--- Stored records ---

▶

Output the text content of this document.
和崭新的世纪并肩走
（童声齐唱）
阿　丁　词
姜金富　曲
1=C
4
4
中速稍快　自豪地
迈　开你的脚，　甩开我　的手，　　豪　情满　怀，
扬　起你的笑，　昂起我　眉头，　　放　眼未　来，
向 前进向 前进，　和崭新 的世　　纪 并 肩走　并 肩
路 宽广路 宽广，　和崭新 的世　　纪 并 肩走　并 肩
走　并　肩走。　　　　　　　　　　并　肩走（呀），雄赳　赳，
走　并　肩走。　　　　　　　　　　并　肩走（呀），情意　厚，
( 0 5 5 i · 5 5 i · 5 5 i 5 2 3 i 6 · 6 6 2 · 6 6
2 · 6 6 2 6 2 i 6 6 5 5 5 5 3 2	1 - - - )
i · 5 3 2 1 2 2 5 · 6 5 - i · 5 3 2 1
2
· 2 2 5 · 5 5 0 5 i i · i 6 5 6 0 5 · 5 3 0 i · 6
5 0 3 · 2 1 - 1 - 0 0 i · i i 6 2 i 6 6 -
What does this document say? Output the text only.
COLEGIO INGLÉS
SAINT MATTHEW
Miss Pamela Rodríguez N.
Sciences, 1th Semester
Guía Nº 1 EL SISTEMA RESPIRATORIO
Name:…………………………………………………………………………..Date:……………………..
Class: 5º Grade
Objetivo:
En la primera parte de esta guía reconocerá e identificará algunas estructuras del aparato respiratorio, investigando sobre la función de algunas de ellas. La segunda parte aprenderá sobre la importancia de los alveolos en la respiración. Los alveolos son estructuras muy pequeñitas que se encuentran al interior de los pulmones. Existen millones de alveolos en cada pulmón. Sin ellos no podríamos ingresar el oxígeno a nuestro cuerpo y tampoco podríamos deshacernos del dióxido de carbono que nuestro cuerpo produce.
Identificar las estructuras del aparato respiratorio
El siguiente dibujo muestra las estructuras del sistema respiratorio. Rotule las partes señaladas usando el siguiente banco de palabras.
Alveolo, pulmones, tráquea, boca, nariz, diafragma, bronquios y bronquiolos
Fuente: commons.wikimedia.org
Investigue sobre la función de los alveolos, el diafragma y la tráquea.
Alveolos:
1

◀

--- SHORT PROBLEM ---
Repeat exactly the lines above, starting with the line that contains "What does this" and ending with the last line, both included, and nothing else.

--- ANSWER IN FULL ---
What does this document say? Output the text only.
COLEGIO INGLÉS
SAINT MATTHEW
Miss Pamela Rodríguez N.
Sciences, 1th Semester
Guía Nº 1 EL SISTEMA RESPIRATORIO
Name:…………………………………………………………………………..Date:……………………..
Class: 5º Grade
Objetivo:
En la primera parte de esta guía reconocerá e identificará algunas estructuras del aparato respiratorio, investigando sobre la función de algunas de ellas. La segunda parte aprenderá sobre la importancia de los alveolos en la respiración. Los alveolos son estructuras muy pequeñitas que se encuentran al interior de los pulmones. Existen millones de alveolos en cada pulmón. Sin ellos no podríamos ingresar el oxígeno a nuestro cuerpo y tampoco podríamos deshacernos del dióxido de carbono que nuestro cuerpo produce.
Identificar las estructuras del aparato respiratorio
El siguiente dibujo muestra las estructuras del sistema respiratorio. Rotule las partes señaladas usando el siguiente banco de palabras.
Alveolo, pulmones, tráquea, boca, nariz, diafragma, bronquios y bronquiolos
Fuente: commons.wikimedia.org
Investigue sobre la función de los alveolos, el diafragma y la tráquea.
Alveolos:
1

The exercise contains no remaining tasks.